--- begin ---

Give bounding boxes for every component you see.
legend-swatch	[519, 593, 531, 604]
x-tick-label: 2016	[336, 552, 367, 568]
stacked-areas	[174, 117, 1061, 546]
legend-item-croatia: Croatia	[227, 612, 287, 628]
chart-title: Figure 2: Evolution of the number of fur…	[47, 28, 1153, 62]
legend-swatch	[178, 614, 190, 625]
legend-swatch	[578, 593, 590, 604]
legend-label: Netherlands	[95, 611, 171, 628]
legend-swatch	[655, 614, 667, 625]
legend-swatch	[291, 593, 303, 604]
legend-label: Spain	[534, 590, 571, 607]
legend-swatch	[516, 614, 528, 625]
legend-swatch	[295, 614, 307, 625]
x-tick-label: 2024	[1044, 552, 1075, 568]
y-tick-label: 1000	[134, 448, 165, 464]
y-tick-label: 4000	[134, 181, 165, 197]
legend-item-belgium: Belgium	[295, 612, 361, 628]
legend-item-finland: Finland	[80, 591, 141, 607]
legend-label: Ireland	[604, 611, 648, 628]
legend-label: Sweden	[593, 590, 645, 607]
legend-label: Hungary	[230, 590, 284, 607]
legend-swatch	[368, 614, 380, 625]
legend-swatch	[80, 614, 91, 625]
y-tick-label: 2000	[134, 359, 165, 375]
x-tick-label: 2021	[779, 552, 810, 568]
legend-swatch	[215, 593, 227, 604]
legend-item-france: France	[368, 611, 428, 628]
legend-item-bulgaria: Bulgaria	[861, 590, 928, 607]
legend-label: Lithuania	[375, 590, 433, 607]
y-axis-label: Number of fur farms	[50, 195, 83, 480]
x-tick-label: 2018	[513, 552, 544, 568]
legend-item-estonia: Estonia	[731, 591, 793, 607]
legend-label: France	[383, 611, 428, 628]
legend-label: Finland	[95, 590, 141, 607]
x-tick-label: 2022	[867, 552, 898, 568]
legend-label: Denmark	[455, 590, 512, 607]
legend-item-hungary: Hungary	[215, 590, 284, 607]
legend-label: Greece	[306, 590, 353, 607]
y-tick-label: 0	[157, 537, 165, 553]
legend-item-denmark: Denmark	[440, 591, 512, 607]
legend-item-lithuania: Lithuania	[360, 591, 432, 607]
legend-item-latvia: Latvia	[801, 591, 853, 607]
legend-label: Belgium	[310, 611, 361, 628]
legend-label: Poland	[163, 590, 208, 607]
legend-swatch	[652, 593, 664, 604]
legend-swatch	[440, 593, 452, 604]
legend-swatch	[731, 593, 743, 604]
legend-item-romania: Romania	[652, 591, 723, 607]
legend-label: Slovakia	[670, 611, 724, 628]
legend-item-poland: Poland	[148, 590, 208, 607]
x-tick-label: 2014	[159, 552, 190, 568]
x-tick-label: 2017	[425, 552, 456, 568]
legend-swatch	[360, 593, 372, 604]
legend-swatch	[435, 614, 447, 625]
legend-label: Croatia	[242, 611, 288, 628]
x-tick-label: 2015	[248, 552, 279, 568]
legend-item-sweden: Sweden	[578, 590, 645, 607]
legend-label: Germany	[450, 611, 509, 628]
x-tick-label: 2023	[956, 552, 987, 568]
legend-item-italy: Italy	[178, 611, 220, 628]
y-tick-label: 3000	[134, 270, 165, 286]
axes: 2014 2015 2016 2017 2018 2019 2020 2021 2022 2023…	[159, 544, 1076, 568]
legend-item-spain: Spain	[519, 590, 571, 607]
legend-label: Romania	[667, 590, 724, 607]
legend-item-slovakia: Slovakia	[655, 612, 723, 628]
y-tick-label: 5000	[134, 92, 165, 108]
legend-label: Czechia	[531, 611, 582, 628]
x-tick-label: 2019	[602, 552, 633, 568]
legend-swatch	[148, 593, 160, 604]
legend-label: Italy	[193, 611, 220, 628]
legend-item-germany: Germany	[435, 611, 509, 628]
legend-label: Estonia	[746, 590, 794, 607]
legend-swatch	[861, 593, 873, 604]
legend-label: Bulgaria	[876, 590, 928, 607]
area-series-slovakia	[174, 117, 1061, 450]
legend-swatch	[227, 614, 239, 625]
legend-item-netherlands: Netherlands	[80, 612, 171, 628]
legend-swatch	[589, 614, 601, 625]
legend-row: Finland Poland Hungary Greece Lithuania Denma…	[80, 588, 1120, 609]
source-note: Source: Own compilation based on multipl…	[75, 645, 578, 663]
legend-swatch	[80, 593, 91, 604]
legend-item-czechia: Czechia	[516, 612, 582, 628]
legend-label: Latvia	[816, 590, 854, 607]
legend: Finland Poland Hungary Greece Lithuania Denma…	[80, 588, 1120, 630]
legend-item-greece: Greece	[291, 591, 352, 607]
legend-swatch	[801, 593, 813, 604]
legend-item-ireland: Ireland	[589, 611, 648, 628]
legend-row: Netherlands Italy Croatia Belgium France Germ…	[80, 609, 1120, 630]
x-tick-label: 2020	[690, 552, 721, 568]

--- end ---

Prompt: Rewrite the stretch of the material from its beginning through the line containing "614, 667, 625]", changing "x-tick-label" to "x-axis-tick" and leaving everything else as it is.

Exercise output:
Give bounding boxes for every component you see.
legend-swatch	[519, 593, 531, 604]
x-axis-tick: 2016	[336, 552, 367, 568]
stacked-areas	[174, 117, 1061, 546]
legend-item-croatia: Croatia	[227, 612, 287, 628]
chart-title: Figure 2: Evolution of the number of fur…	[47, 28, 1153, 62]
legend-swatch	[178, 614, 190, 625]
legend-swatch	[578, 593, 590, 604]
legend-label: Netherlands	[95, 611, 171, 628]
legend-swatch	[655, 614, 667, 625]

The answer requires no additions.